— begin Recorded information —
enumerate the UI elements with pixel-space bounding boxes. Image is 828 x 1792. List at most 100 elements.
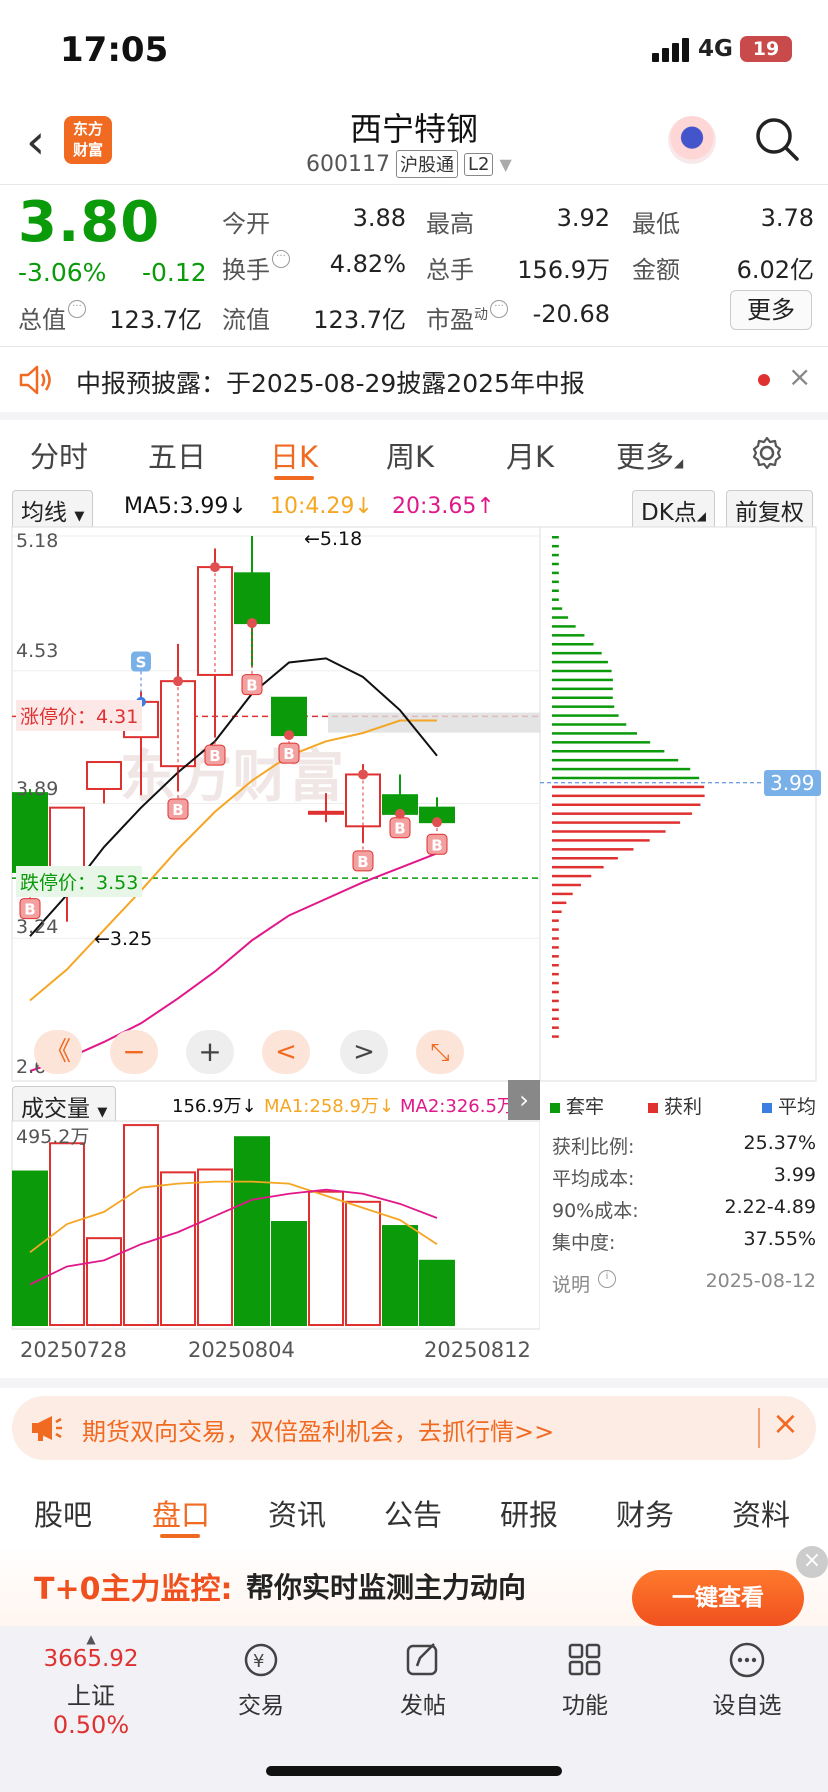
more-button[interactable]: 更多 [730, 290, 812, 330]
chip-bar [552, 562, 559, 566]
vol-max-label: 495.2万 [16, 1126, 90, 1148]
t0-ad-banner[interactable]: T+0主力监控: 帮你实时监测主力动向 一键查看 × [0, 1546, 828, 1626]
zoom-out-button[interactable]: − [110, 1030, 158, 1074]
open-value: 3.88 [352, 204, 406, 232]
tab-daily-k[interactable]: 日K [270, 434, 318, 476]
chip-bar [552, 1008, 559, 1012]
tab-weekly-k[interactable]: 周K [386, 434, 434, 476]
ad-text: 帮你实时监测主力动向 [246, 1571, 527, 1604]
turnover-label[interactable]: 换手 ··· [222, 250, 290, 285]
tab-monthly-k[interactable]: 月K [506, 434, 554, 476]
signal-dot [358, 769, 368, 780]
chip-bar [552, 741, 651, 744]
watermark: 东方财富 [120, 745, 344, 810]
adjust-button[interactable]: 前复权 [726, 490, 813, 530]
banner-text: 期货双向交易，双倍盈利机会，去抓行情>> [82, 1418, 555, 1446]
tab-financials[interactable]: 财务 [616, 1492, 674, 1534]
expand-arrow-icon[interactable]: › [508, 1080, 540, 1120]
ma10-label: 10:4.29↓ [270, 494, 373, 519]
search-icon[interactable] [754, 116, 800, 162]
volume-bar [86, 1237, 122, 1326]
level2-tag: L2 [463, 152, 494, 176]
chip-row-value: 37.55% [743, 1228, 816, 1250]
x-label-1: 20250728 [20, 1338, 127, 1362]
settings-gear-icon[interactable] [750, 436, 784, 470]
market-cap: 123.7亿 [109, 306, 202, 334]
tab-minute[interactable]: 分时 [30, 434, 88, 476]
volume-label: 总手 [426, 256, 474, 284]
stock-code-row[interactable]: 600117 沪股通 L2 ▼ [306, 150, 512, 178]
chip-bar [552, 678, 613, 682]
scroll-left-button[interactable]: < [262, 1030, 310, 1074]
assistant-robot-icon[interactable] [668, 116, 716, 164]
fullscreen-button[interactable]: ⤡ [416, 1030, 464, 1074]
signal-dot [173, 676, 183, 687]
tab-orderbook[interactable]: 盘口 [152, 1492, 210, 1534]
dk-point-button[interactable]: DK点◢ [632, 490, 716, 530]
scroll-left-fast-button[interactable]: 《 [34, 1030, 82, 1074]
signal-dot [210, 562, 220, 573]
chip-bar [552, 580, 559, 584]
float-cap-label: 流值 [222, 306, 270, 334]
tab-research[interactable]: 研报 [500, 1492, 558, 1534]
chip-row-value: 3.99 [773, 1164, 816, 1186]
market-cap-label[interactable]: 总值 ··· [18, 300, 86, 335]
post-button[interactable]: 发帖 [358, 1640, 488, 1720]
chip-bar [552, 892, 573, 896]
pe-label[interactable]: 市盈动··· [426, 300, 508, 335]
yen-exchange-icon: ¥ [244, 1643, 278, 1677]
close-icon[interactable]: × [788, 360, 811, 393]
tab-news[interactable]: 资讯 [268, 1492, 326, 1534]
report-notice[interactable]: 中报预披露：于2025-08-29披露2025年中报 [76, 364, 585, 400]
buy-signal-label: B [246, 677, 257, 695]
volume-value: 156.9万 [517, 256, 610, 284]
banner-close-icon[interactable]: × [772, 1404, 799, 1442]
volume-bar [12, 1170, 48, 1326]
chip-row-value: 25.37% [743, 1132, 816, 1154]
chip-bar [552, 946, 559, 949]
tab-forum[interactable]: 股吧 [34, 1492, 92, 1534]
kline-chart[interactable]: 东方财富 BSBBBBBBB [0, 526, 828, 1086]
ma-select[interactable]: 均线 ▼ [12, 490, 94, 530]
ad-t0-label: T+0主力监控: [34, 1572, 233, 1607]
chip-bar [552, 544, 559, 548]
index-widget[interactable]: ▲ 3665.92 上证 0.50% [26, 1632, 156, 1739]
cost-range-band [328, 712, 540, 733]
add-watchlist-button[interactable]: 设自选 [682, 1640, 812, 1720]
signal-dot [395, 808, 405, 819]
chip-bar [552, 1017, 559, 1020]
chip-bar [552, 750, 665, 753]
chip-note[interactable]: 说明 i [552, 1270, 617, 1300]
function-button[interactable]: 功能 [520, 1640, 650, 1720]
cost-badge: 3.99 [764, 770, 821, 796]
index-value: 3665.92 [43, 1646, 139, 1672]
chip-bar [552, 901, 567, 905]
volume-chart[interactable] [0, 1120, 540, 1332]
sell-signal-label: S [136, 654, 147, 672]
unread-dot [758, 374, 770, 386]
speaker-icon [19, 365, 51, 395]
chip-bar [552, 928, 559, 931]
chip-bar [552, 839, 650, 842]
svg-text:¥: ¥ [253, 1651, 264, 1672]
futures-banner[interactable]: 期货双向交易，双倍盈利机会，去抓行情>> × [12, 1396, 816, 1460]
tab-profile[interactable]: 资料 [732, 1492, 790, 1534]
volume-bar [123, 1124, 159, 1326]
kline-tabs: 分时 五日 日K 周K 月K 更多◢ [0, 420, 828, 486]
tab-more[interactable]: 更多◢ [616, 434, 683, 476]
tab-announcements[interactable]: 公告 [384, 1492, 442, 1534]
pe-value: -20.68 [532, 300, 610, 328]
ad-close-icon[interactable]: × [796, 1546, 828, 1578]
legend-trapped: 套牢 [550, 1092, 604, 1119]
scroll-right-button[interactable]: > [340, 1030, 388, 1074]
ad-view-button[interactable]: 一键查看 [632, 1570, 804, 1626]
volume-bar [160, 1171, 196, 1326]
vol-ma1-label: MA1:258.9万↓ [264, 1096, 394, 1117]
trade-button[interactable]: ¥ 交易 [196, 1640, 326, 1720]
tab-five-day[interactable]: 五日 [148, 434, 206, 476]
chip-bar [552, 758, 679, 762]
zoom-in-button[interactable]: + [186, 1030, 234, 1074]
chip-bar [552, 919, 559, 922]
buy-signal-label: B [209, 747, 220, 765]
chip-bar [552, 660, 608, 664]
— end Recorded information —
— begin Recorded information —
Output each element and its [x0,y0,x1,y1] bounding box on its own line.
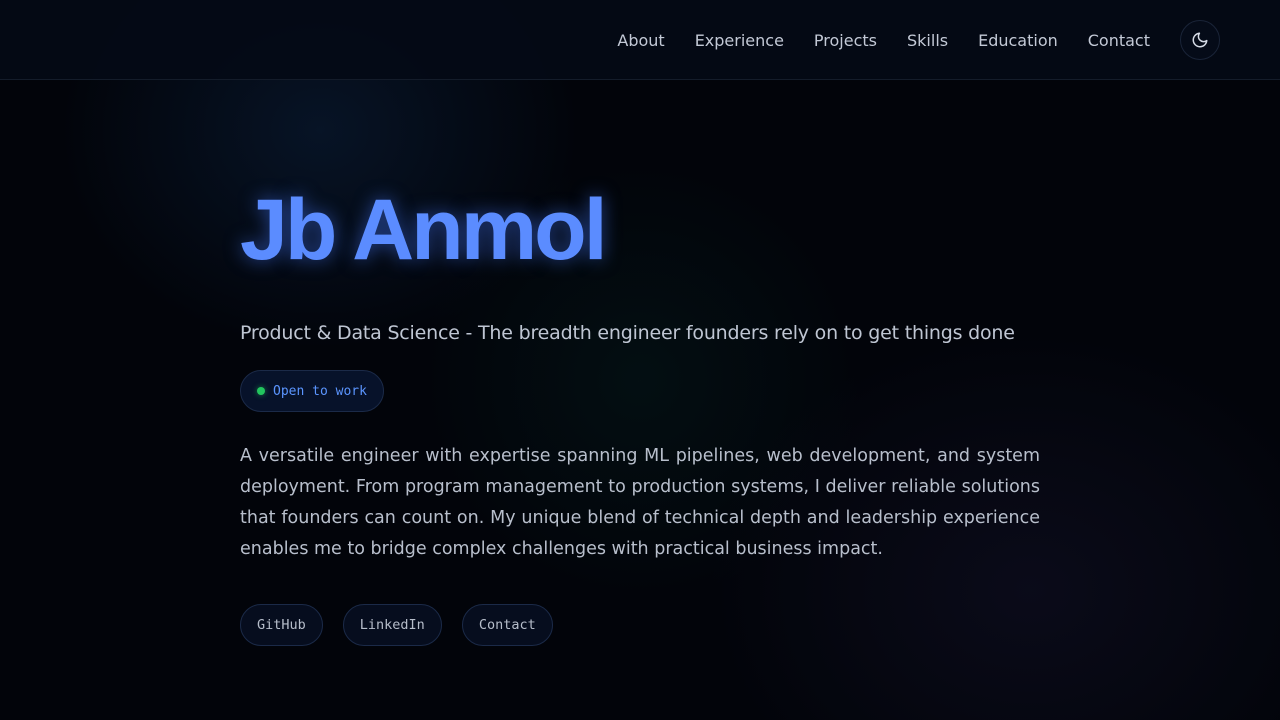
— end Recorded information —
== What you need to do ==
Rewrite the lines starting at the line that contains "enumerate the UI" and ending after the line that contains "watermark: 东方财富 [120, 745, 344, 810]", changing "chip-bar" to "chip-segment" and keeping everything else the same. Leave the pictures out of your answer.

== Task result ==
enumerate the UI elements with pixel-space bounding boxes. Image is 828 x 1792. List at most 100 elements.
more-button[interactable]: 更多 [730, 290, 812, 330]
chip-segment [552, 562, 559, 566]
vol-max-label: 495.2万 [16, 1126, 90, 1148]
t0-ad-banner[interactable]: T+0主力监控: 帮你实时监测主力动向 一键查看 × [0, 1546, 828, 1626]
zoom-out-button[interactable]: − [110, 1030, 158, 1074]
open-value: 3.88 [352, 204, 406, 232]
tab-daily-k[interactable]: 日K [270, 434, 318, 476]
chip-segment [552, 1008, 559, 1012]
tab-weekly-k[interactable]: 周K [386, 434, 434, 476]
ad-text: 帮你实时监测主力动向 [246, 1571, 527, 1604]
turnover-label[interactable]: 换手 ··· [222, 250, 290, 285]
tab-monthly-k[interactable]: 月K [506, 434, 554, 476]
signal-dot [358, 769, 368, 780]
chip-segment [552, 741, 651, 744]
watermark: 东方财富 [120, 745, 344, 810]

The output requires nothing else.